======== INPUT DATA ========

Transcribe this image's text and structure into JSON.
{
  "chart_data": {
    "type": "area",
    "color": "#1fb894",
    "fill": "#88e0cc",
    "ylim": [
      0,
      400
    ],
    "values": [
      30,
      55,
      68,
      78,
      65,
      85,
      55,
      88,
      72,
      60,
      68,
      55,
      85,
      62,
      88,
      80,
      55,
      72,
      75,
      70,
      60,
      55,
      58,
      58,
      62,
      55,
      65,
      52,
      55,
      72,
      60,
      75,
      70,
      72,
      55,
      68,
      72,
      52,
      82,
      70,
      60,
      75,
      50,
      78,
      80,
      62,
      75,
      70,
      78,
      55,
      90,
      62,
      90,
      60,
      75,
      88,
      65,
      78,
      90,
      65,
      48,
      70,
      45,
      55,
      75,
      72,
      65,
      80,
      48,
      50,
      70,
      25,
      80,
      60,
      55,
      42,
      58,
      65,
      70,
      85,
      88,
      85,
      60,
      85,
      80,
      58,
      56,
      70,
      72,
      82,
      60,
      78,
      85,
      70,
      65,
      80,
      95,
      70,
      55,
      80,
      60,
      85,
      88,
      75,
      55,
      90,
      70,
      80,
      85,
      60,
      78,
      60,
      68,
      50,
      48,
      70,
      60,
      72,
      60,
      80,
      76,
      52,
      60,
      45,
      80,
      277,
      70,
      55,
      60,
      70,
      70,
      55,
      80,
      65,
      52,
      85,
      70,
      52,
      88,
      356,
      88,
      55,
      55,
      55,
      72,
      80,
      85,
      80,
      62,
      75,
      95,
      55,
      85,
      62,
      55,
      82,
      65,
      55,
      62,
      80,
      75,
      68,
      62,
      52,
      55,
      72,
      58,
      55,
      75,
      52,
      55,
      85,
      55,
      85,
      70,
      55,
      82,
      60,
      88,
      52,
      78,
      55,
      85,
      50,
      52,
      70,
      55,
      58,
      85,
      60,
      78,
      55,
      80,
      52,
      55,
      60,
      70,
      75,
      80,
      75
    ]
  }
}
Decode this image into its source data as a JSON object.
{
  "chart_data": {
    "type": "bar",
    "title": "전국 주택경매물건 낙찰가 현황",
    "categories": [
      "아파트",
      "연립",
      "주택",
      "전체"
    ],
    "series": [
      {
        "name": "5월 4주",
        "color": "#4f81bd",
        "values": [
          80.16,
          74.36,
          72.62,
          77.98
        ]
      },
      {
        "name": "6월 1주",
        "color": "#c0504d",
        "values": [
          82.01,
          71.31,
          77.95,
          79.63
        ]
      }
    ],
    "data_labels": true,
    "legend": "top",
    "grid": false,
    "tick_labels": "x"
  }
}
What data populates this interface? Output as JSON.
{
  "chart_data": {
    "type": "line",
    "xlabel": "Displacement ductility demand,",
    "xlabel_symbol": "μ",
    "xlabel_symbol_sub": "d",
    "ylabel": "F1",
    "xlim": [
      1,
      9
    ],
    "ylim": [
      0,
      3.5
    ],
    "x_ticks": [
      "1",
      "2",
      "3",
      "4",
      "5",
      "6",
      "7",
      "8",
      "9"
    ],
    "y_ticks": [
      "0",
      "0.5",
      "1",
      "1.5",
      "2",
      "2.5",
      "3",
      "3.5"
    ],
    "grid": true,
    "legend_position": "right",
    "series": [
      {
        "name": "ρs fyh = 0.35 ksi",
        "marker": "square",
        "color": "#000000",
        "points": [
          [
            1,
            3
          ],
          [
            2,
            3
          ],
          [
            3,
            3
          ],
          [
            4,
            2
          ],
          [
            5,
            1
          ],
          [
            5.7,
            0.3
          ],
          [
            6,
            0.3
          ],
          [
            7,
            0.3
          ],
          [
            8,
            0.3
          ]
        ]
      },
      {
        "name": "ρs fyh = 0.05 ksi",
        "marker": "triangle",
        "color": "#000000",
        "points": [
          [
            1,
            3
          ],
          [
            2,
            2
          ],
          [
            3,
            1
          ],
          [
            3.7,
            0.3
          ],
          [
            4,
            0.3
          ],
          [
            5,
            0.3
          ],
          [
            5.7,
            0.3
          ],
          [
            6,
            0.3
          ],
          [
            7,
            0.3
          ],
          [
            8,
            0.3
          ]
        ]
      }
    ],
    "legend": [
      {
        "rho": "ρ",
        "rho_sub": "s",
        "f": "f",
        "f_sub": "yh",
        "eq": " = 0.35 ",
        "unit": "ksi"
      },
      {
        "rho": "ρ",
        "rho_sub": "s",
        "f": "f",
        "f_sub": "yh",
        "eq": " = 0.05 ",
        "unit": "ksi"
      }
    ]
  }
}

========

## WHAT IS ASKED
Quote the material exactly, leaving nothing out.

## TASK SOLUTION
Transcribe this image's text and structure into JSON.
{
  "chart_data": {
    "type": "area",
    "color": "#1fb894",
    "fill": "#88e0cc",
    "ylim": [
      0,
      400
    ],
    "values": [
      30,
      55,
      68,
      78,
      65,
      85,
      55,
      88,
      72,
      60,
      68,
      55,
      85,
      62,
      88,
      80,
      55,
      72,
      75,
      70,
      60,
      55,
      58,
      58,
      62,
      55,
      65,
      52,
      55,
      72,
      60,
      75,
      70,
      72,
      55,
      68,
      72,
      52,
      82,
      70,
      60,
      75,
      50,
      78,
      80,
      62,
      75,
      70,
      78,
      55,
      90,
      62,
      90,
      60,
      75,
      88,
      65,
      78,
      90,
      65,
      48,
      70,
      45,
      55,
      75,
      72,
      65,
      80,
      48,
      50,
      70,
      25,
      80,
      60,
      55,
      42,
      58,
      65,
      70,
      85,
      88,
      85,
      60,
      85,
      80,
      58,
      56,
      70,
      72,
      82,
      60,
      78,
      85,
      70,
      65,
      80,
      95,
      70,
      55,
      80,
      60,
      85,
      88,
      75,
      55,
      90,
      70,
      80,
      85,
      60,
      78,
      60,
      68,
      50,
      48,
      70,
      60,
      72,
      60,
      80,
      76,
      52,
      60,
      45,
      80,
      277,
      70,
      55,
      60,
      70,
      70,
      55,
      80,
      65,
      52,
      85,
      70,
      52,
      88,
      356,
      88,
      55,
      55,
      55,
      72,
      80,
      85,
      80,
      62,
      75,
      95,
      55,
      85,
      62,
      55,
      82,
      65,
      55,
      62,
      80,
      75,
      68,
      62,
      52,
      55,
      72,
      58,
      55,
      75,
      52,
      55,
      85,
      55,
      85,
      70,
      55,
      82,
      60,
      88,
      52,
      78,
      55,
      85,
      50,
      52,
      70,
      55,
      58,
      85,
      60,
      78,
      55,
      80,
      52,
      55,
      60,
      70,
      75,
      80,
      75
    ]
  }
}
Decode this image into its source data as a JSON object.
{
  "chart_data": {
    "type": "bar",
    "title": "전국 주택경매물건 낙찰가 현황",
    "categories": [
      "아파트",
      "연립",
      "주택",
      "전체"
    ],
    "series": [
      {
        "name": "5월 4주",
        "color": "#4f81bd",
        "values": [
          80.16,
          74.36,
          72.62,
          77.98
        ]
      },
      {
        "name": "6월 1주",
        "color": "#c0504d",
        "values": [
          82.01,
          71.31,
          77.95,
          79.63
        ]
      }
    ],
    "data_labels": true,
    "legend": "top",
    "grid": false,
    "tick_labels": "x"
  }
}
What data populates this interface? Output as JSON.
{
  "chart_data": {
    "type": "line",
    "xlabel": "Displacement ductility demand,",
    "xlabel_symbol": "μ",
    "xlabel_symbol_sub": "d",
    "ylabel": "F1",
    "xlim": [
      1,
      9
    ],
    "ylim": [
      0,
      3.5
    ],
    "x_ticks": [
      "1",
      "2",
      "3",
      "4",
      "5",
      "6",
      "7",
      "8",
      "9"
    ],
    "y_ticks": [
      "0",
      "0.5",
      "1",
      "1.5",
      "2",
      "2.5",
      "3",
      "3.5"
    ],
    "grid": true,
    "legend_position": "right",
    "series": [
      {
        "name": "ρs fyh = 0.35 ksi",
        "marker": "square",
        "color": "#000000",
        "points": [
          [
            1,
            3
          ],
          [
            2,
            3
          ],
          [
            3,
            3
          ],
          [
            4,
            2
          ],
          [
            5,
            1
          ],
          [
            5.7,
            0.3
          ],
          [
            6,
            0.3
          ],
          [
            7,
            0.3
          ],
          [
            8,
            0.3
          ]
        ]
      },
      {
        "name": "ρs fyh = 0.05 ksi",
        "marker": "triangle",
        "color": "#000000",
        "points": [
          [
            1,
            3
          ],
          [
            2,
            2
          ],
          [
            3,
            1
          ],
          [
            3.7,
            0.3
          ],
          [
            4,
            0.3
          ],
          [
            5,
            0.3
          ],
          [
            5.7,
            0.3
          ],
          [
            6,
            0.3
          ],
          [
            7,
            0.3
          ],
          [
            8,
            0.3
          ]
        ]
      }
    ],
    "legend": [
      {
        "rho": "ρ",
        "rho_sub": "s",
        "f": "f",
        "f_sub": "yh",
        "eq": " = 0.35 ",
        "unit": "ksi"
      },
      {
        "rho": "ρ",
        "rho_sub": "s",
        "f": "f",
        "f_sub": "yh",
        "eq": " = 0.05 ",
        "unit": "ksi"
      }
    ]
  }
}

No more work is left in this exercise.